Exercise requirements
Copy every line of the data that includes the string "Industrial".

(Stored data)
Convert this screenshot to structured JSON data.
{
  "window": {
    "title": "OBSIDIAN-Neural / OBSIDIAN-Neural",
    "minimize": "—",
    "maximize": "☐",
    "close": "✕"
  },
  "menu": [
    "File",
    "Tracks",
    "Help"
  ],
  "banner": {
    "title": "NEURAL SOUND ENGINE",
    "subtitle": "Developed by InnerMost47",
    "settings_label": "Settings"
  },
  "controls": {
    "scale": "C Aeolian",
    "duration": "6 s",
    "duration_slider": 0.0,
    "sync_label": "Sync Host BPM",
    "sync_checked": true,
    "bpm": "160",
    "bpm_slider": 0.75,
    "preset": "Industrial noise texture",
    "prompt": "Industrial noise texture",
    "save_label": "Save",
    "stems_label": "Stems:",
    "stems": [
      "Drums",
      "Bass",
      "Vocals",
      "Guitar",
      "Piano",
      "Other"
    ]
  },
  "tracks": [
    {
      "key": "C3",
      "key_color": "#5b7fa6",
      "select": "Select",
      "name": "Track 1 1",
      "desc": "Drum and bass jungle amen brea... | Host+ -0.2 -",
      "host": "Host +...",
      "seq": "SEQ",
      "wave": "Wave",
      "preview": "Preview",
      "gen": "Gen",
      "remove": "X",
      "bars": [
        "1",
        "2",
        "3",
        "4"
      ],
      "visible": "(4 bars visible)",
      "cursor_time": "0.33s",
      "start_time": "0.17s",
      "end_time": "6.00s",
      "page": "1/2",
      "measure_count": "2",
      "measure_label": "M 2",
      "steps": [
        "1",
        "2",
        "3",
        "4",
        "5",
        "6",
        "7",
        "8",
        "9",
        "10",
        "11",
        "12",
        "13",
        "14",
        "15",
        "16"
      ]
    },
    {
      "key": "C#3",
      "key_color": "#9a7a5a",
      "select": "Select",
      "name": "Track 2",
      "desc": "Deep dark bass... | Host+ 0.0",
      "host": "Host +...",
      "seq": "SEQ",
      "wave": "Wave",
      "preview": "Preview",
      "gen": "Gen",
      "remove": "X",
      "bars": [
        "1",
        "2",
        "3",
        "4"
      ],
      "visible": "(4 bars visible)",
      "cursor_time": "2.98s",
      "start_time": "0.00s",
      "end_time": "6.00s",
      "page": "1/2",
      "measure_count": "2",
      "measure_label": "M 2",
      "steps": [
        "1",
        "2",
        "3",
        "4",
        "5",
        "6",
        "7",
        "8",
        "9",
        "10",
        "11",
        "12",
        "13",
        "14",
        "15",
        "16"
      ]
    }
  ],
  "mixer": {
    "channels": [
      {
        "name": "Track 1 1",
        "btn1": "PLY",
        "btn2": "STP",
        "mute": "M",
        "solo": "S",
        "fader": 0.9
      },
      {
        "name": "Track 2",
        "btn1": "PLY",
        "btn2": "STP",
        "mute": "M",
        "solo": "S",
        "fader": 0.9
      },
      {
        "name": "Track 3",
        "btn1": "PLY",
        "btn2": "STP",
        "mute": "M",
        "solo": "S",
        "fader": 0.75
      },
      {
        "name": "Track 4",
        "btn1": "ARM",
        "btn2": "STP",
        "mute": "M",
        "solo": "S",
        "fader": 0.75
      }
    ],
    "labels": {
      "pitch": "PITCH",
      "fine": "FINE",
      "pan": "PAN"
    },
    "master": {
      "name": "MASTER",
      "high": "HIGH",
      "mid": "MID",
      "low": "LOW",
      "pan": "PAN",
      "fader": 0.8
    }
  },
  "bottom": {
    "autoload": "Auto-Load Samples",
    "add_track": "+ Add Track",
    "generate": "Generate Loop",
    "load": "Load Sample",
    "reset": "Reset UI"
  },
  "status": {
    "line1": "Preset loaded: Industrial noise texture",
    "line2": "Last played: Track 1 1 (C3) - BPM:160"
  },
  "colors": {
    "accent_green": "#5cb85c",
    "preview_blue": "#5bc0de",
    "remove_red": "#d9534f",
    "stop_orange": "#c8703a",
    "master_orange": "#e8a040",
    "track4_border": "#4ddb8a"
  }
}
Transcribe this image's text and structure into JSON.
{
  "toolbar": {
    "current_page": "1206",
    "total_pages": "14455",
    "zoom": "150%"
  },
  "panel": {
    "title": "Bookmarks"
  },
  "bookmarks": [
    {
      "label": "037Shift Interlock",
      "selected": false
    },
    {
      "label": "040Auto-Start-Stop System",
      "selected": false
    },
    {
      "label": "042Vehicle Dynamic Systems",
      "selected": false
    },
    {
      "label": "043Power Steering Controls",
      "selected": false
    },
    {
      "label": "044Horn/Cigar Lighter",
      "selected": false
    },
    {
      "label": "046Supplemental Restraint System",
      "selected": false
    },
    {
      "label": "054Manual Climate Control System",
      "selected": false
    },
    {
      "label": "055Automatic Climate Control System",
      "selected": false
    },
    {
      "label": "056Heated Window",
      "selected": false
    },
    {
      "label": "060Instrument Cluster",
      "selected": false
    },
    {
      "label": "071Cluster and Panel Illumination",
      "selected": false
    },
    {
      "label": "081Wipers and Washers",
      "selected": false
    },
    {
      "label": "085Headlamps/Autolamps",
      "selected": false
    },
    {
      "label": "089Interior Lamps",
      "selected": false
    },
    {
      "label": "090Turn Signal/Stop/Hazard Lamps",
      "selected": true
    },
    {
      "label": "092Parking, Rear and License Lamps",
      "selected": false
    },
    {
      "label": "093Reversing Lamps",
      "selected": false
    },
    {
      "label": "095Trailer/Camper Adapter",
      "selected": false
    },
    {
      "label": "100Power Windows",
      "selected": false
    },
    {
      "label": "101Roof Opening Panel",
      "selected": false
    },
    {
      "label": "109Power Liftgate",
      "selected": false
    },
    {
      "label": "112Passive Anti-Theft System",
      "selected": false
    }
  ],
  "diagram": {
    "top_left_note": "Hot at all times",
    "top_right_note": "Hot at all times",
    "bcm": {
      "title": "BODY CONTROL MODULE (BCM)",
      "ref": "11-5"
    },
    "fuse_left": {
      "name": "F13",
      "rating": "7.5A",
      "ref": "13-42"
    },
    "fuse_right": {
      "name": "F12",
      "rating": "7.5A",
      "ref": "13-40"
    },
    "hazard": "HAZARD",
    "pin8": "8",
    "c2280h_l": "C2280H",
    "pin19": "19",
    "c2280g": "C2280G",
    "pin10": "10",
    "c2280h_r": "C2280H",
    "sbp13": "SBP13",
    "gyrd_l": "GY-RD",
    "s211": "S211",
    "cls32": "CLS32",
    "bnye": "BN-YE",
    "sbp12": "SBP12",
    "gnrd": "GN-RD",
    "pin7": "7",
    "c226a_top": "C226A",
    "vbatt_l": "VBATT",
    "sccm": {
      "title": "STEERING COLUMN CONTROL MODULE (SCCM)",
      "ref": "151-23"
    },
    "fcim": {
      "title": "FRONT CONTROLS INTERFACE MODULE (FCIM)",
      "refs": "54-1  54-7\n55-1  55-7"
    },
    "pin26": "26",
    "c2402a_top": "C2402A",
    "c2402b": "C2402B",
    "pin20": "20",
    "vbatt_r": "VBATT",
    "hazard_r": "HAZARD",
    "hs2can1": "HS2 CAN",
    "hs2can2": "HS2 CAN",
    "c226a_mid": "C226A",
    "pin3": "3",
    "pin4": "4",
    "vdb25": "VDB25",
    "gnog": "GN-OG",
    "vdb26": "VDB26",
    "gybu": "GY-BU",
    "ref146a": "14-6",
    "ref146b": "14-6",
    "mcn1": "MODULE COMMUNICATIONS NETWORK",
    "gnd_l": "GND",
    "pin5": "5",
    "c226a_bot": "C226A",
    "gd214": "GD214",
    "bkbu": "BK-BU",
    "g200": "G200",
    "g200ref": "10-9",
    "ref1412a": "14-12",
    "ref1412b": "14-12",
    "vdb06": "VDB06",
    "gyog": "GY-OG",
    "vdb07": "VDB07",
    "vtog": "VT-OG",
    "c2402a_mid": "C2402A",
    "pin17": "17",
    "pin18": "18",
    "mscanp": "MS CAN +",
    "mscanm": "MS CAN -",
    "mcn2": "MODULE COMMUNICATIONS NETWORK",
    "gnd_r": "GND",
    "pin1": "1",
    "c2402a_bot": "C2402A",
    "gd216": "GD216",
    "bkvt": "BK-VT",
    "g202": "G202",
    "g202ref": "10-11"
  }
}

Task answer
    "preset": "Industrial noise texture",
    "prompt": "Industrial noise texture",
    "line1": "Preset loaded: Industrial noise texture",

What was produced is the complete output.